Figure collection entries
..........

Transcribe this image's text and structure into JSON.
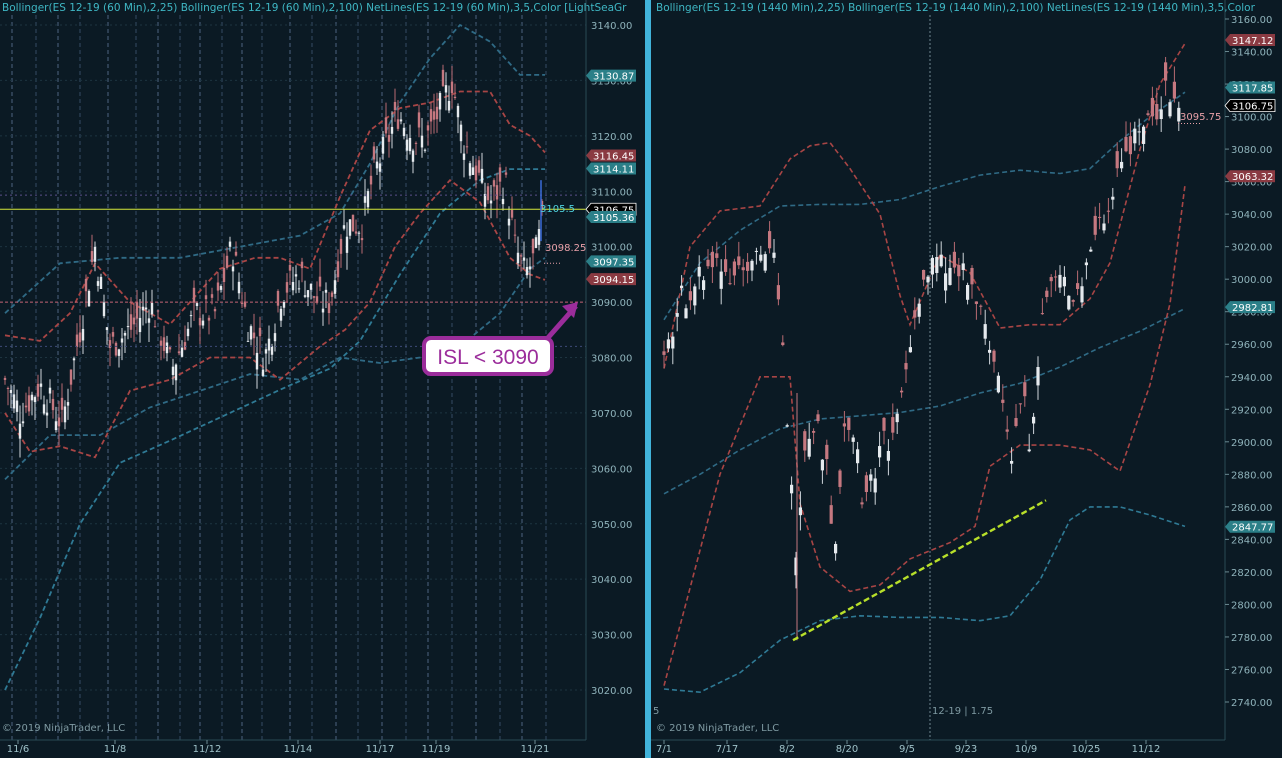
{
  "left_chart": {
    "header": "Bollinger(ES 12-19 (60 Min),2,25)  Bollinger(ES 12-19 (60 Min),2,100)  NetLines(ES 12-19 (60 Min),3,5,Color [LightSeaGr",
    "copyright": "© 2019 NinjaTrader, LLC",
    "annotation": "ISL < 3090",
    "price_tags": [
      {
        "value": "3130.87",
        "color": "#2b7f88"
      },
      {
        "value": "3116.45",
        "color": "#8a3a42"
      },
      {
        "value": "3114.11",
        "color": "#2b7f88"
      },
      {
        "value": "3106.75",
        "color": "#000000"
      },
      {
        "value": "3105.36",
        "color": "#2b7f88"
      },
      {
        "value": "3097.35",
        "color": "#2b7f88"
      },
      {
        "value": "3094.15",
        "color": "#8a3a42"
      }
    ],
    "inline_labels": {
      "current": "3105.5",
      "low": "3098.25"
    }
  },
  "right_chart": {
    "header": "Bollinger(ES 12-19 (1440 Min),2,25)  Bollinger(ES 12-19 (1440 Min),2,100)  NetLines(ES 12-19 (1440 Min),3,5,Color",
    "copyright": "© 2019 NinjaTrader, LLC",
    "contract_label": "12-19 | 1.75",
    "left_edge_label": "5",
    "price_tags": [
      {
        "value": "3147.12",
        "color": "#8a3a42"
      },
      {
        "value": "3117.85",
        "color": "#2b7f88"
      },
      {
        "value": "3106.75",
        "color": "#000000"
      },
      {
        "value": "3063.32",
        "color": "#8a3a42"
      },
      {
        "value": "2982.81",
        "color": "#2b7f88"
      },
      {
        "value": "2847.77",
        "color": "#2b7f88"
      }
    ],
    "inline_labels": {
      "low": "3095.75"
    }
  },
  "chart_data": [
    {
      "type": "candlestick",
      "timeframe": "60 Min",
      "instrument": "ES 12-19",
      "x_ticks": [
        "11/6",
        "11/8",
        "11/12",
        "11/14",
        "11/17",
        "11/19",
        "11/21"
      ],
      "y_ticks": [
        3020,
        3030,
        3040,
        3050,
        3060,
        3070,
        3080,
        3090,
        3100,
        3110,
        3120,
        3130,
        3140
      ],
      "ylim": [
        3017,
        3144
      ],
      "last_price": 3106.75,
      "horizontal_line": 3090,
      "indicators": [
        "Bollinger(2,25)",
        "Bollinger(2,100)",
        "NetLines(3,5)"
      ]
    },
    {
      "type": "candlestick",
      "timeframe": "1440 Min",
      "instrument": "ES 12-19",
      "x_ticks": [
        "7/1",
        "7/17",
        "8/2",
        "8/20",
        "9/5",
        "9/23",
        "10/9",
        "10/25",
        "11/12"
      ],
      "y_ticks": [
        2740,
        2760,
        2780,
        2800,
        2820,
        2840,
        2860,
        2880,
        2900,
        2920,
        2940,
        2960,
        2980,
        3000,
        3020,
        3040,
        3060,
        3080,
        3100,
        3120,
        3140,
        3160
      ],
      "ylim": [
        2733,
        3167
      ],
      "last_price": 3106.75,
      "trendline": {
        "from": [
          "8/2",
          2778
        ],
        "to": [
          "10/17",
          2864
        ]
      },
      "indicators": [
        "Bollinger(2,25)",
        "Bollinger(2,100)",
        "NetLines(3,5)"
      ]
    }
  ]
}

..........

Above are the records; reproduce them exactly and leave out the pictures.

Transcribe this image's text and structure into JSON.
{
  "left_chart": {
    "header": "Bollinger(ES 12-19 (60 Min),2,25)  Bollinger(ES 12-19 (60 Min),2,100)  NetLines(ES 12-19 (60 Min),3,5,Color [LightSeaGr",
    "copyright": "© 2019 NinjaTrader, LLC",
    "annotation": "ISL < 3090",
    "price_tags": [
      {
        "value": "3130.87",
        "color": "#2b7f88"
      },
      {
        "value": "3116.45",
        "color": "#8a3a42"
      },
      {
        "value": "3114.11",
        "color": "#2b7f88"
      },
      {
        "value": "3106.75",
        "color": "#000000"
      },
      {
        "value": "3105.36",
        "color": "#2b7f88"
      },
      {
        "value": "3097.35",
        "color": "#2b7f88"
      },
      {
        "value": "3094.15",
        "color": "#8a3a42"
      }
    ],
    "inline_labels": {
      "current": "3105.5",
      "low": "3098.25"
    }
  },
  "right_chart": {
    "header": "Bollinger(ES 12-19 (1440 Min),2,25)  Bollinger(ES 12-19 (1440 Min),2,100)  NetLines(ES 12-19 (1440 Min),3,5,Color",
    "copyright": "© 2019 NinjaTrader, LLC",
    "contract_label": "12-19 | 1.75",
    "left_edge_label": "5",
    "price_tags": [
      {
        "value": "3147.12",
        "color": "#8a3a42"
      },
      {
        "value": "3117.85",
        "color": "#2b7f88"
      },
      {
        "value": "3106.75",
        "color": "#000000"
      },
      {
        "value": "3063.32",
        "color": "#8a3a42"
      },
      {
        "value": "2982.81",
        "color": "#2b7f88"
      },
      {
        "value": "2847.77",
        "color": "#2b7f88"
      }
    ],
    "inline_labels": {
      "low": "3095.75"
    }
  },
  "chart_data": [
    {
      "type": "candlestick",
      "timeframe": "60 Min",
      "instrument": "ES 12-19",
      "x_ticks": [
        "11/6",
        "11/8",
        "11/12",
        "11/14",
        "11/17",
        "11/19",
        "11/21"
      ],
      "y_ticks": [
        3020,
        3030,
        3040,
        3050,
        3060,
        3070,
        3080,
        3090,
        3100,
        3110,
        3120,
        3130,
        3140
      ],
      "ylim": [
        3017,
        3144
      ],
      "last_price": 3106.75,
      "horizontal_line": 3090,
      "indicators": [
        "Bollinger(2,25)",
        "Bollinger(2,100)",
        "NetLines(3,5)"
      ]
    },
    {
      "type": "candlestick",
      "timeframe": "1440 Min",
      "instrument": "ES 12-19",
      "x_ticks": [
        "7/1",
        "7/17",
        "8/2",
        "8/20",
        "9/5",
        "9/23",
        "10/9",
        "10/25",
        "11/12"
      ],
      "y_ticks": [
        2740,
        2760,
        2780,
        2800,
        2820,
        2840,
        2860,
        2880,
        2900,
        2920,
        2940,
        2960,
        2980,
        3000,
        3020,
        3040,
        3060,
        3080,
        3100,
        3120,
        3140,
        3160
      ],
      "ylim": [
        2733,
        3167
      ],
      "last_price": 3106.75,
      "trendline": {
        "from": [
          "8/2",
          2778
        ],
        "to": [
          "10/17",
          2864
        ]
      },
      "indicators": [
        "Bollinger(2,25)",
        "Bollinger(2,100)",
        "NetLines(3,5)"
      ]
    }
  ]
}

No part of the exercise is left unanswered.